__TASK OBJECTIVE__: Copy out each line of the data that holds the word "Start".

##### DATA EXCERPTS #####

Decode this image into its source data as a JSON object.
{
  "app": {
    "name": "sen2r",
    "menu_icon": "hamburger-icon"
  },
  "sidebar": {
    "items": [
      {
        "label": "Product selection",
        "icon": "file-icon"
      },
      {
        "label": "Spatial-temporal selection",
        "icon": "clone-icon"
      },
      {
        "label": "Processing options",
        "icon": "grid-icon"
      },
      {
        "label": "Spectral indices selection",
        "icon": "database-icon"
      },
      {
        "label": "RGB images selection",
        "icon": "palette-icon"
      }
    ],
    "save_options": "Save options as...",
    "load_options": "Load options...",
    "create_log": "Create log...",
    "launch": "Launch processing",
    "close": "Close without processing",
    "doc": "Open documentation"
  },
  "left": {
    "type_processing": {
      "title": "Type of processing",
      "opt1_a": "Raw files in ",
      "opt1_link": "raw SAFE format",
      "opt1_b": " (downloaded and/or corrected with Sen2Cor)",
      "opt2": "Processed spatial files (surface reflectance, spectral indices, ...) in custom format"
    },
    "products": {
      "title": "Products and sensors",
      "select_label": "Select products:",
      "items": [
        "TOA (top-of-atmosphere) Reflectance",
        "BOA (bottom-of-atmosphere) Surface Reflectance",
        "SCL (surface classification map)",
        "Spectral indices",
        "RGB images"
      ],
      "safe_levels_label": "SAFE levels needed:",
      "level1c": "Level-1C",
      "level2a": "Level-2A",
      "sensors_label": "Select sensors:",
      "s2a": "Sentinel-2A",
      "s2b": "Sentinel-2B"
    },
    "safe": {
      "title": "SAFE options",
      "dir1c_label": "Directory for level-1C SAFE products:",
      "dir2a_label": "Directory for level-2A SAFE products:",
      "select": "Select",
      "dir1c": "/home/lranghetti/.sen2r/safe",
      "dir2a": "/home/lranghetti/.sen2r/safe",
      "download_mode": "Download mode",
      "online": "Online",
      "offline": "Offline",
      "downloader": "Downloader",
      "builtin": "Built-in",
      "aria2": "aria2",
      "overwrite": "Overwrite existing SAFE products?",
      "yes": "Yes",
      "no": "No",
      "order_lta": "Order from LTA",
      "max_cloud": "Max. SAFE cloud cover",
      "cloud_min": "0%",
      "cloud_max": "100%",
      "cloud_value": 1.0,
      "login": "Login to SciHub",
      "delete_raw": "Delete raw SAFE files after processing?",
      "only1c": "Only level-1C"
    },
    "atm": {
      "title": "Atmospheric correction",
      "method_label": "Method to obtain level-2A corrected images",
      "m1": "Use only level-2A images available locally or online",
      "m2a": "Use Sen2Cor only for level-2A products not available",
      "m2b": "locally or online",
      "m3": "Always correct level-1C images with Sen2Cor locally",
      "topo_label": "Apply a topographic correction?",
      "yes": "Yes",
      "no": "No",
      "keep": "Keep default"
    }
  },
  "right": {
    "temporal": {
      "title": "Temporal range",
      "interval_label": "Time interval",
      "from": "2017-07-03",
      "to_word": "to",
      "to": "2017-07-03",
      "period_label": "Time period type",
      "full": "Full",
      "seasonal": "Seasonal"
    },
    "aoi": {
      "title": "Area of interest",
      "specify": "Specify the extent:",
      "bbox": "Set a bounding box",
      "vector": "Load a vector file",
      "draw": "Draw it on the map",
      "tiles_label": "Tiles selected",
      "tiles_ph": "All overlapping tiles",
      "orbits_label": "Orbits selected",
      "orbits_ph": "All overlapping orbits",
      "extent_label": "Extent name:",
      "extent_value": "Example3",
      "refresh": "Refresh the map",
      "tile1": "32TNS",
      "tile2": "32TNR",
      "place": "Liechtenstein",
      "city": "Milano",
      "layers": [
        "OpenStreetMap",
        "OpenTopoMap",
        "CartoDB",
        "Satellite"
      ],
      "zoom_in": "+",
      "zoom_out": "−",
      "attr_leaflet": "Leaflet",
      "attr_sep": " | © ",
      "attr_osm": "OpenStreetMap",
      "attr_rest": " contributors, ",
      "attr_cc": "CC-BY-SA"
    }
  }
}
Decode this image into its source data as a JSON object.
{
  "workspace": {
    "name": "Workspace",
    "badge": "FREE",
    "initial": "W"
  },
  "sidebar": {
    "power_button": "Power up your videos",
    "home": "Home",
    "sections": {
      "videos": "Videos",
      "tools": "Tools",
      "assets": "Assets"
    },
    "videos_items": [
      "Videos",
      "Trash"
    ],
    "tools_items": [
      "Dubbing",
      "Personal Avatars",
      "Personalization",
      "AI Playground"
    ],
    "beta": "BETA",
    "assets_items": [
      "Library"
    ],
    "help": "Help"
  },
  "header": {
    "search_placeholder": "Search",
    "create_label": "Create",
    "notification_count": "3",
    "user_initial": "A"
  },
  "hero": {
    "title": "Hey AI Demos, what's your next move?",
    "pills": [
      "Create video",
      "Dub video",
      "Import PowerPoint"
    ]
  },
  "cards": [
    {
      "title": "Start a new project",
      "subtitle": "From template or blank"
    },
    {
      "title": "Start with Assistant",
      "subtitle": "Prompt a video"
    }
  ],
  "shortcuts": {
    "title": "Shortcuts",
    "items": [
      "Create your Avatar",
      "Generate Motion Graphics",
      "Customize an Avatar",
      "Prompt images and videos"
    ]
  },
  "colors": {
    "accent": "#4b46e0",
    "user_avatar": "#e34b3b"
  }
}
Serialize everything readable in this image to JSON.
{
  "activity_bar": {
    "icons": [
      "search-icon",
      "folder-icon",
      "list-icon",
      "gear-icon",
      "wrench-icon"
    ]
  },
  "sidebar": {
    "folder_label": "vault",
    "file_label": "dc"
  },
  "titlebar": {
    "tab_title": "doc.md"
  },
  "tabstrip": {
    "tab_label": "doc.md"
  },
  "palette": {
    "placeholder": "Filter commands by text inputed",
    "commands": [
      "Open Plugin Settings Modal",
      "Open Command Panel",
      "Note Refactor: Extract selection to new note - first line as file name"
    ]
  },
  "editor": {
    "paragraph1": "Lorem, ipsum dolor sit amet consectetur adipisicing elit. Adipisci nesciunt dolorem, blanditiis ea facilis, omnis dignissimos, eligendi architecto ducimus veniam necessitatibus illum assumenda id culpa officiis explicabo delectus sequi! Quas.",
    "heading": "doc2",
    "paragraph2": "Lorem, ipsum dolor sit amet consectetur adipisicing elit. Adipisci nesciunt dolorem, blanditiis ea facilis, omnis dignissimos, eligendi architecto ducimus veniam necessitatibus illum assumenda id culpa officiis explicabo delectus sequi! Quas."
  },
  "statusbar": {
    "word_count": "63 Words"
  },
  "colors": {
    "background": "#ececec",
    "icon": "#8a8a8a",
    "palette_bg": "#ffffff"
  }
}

#####

__OUTPUT FOR THIS EXERCISE__:
      "title": "Start a new project",
      "title": "Start with Assistant",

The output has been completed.